_EXERCISE DIRECTIONS_. Find the lines that hold "JSON". Report only how many there are.

+ + +

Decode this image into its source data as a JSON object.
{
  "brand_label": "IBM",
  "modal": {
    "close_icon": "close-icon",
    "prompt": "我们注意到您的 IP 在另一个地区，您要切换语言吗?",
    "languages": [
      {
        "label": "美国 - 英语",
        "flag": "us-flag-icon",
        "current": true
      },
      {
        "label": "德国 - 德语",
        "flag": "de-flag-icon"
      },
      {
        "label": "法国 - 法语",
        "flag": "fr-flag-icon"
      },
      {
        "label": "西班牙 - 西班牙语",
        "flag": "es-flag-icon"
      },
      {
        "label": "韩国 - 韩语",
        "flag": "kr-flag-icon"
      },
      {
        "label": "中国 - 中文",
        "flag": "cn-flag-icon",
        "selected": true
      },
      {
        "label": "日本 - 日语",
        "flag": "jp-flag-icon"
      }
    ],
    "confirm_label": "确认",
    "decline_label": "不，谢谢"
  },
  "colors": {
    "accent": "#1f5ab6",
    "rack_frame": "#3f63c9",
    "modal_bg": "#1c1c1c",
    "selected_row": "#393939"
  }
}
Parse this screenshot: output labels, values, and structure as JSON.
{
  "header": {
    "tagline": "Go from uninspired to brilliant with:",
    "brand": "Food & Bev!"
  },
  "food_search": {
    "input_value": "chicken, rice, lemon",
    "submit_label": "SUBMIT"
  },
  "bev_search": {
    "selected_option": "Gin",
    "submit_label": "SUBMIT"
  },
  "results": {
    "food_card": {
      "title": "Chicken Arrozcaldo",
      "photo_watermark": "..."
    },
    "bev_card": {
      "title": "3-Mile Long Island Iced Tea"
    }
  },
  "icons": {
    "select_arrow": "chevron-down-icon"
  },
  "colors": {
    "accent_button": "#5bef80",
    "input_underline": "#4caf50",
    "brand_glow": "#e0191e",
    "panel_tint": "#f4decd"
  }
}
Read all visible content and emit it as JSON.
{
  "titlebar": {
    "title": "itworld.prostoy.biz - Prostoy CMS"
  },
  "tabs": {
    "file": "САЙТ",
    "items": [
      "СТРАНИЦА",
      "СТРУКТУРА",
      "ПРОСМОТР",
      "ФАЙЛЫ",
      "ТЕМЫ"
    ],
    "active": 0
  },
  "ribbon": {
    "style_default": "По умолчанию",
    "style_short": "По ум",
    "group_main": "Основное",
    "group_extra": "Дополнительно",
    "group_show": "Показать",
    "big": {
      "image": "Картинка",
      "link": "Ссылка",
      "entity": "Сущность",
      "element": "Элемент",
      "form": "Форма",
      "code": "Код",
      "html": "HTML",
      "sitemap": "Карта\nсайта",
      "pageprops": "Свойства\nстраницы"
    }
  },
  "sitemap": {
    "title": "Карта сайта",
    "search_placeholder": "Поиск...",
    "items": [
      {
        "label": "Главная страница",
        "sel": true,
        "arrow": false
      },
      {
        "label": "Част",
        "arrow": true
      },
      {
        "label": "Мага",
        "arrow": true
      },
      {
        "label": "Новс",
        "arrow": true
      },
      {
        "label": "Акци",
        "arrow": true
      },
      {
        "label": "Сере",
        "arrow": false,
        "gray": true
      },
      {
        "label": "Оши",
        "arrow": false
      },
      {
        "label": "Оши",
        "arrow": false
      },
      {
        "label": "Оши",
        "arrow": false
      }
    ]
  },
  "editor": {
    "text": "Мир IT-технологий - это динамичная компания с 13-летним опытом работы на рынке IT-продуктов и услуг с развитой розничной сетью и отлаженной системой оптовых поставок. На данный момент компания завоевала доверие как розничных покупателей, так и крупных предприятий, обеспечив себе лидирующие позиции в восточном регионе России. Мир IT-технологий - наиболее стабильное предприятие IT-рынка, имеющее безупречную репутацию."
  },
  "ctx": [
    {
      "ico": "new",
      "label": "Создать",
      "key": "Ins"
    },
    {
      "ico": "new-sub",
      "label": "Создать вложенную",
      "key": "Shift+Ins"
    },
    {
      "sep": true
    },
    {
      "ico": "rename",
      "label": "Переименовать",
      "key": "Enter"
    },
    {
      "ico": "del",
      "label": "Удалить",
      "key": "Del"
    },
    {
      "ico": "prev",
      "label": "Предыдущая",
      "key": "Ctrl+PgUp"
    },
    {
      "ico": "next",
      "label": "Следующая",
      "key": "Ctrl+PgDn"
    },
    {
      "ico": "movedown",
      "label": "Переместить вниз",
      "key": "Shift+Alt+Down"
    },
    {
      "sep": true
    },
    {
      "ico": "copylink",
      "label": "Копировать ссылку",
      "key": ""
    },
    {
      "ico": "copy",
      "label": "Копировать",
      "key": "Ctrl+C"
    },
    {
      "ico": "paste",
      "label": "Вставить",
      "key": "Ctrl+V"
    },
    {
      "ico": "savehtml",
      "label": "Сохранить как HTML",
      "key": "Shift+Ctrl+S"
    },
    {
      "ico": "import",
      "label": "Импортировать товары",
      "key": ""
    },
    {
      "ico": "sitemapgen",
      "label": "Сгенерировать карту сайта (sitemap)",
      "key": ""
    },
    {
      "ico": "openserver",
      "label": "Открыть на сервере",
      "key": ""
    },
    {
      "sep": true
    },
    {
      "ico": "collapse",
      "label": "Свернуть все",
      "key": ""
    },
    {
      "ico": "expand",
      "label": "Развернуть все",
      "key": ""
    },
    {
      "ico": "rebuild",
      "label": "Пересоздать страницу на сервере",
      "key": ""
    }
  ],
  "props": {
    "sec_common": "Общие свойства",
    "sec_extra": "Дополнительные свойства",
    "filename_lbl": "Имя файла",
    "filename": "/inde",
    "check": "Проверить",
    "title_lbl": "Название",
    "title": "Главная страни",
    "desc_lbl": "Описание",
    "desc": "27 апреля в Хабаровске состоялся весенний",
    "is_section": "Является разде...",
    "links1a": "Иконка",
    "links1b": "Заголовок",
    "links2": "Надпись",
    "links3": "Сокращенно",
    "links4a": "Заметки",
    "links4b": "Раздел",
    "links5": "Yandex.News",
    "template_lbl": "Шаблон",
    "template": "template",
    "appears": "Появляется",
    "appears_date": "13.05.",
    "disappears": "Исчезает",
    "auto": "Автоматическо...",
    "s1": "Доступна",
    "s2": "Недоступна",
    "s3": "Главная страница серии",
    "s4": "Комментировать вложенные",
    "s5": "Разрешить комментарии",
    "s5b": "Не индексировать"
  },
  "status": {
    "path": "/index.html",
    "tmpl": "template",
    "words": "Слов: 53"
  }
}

+ + +

_THE REPLY_. 3